EXERCISE DESCRIPTION
Locate the lines that hold the string "image". Copy every such line.

DATASET EXCERPTS
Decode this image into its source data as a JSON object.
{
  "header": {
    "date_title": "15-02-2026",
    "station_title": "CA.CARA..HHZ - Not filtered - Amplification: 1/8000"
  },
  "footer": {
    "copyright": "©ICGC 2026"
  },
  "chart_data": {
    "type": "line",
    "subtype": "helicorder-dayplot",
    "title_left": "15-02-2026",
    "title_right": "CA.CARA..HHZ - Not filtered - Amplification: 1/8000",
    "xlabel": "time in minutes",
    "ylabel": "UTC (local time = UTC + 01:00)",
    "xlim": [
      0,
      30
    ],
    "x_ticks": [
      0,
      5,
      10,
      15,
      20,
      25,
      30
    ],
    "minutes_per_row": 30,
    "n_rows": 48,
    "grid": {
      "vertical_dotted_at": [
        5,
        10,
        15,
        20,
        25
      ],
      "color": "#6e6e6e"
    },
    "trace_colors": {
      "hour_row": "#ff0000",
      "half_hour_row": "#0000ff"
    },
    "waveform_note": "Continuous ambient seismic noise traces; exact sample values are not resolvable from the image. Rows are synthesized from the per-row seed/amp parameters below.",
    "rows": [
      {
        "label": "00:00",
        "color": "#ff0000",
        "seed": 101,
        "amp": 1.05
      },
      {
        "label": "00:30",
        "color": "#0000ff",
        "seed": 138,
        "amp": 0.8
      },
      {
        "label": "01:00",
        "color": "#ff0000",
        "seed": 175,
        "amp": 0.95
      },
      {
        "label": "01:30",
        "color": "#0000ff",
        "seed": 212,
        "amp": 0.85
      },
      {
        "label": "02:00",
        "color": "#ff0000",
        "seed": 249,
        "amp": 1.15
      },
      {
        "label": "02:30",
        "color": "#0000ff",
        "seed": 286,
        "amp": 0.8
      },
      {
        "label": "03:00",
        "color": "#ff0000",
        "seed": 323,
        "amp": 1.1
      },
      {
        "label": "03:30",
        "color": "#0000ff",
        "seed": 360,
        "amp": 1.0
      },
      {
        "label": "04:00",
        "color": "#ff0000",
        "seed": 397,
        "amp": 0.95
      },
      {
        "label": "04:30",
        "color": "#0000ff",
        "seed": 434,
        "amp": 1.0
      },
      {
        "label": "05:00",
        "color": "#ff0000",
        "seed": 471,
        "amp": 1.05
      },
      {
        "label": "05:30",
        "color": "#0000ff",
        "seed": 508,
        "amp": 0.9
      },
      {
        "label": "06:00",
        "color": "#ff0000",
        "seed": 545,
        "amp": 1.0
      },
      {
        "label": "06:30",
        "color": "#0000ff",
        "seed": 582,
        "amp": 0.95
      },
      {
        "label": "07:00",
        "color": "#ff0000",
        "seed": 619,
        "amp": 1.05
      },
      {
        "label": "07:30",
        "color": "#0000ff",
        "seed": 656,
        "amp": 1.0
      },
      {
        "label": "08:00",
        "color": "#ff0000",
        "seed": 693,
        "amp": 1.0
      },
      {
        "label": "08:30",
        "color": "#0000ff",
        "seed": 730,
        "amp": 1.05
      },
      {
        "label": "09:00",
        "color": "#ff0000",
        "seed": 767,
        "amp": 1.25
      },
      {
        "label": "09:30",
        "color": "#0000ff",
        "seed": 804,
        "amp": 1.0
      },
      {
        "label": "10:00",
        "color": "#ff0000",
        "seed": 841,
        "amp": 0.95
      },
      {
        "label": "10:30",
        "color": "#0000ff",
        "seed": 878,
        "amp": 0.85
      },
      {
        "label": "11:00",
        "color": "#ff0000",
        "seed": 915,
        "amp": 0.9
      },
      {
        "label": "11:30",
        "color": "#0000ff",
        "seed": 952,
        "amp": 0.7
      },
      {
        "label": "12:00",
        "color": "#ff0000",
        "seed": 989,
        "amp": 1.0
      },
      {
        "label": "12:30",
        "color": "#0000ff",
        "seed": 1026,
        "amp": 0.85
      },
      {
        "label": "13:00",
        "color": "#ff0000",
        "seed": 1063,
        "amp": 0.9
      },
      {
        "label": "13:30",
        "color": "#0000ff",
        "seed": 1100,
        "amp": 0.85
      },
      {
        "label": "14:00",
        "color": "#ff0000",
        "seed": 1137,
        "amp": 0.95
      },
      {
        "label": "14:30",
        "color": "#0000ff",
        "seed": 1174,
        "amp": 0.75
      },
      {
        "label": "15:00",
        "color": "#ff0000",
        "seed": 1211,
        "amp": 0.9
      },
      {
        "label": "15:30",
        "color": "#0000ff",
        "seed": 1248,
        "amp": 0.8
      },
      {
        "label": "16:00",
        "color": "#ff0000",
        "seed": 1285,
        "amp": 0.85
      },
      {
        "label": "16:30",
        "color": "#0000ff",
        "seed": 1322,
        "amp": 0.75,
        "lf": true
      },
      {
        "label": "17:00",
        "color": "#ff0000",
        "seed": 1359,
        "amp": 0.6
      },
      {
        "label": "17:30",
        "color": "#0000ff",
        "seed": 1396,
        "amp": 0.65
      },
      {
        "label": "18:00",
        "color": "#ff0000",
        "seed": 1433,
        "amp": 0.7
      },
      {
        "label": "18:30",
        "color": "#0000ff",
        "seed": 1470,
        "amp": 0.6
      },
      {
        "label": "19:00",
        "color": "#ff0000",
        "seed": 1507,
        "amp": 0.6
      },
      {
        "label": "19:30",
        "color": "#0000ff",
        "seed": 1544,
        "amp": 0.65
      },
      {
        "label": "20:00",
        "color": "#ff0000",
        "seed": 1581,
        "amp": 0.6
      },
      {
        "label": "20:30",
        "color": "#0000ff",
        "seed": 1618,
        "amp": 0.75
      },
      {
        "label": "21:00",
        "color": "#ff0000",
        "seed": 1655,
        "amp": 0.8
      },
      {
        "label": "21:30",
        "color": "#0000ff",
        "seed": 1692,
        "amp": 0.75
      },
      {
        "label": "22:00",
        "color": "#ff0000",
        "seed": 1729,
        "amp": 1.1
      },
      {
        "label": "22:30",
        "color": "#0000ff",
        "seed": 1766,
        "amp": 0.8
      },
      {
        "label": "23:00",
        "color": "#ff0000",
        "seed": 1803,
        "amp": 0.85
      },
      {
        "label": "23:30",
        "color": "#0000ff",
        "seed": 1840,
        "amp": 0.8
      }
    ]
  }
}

WRITTEN SOLUTION
Decode this image into its source data as a JSON object.
    "waveform_note": "Continuous ambient seismic noise traces; exact sample values are not resolvable from the image. Rows are synthesized from the per-row seed/amp parameters below.",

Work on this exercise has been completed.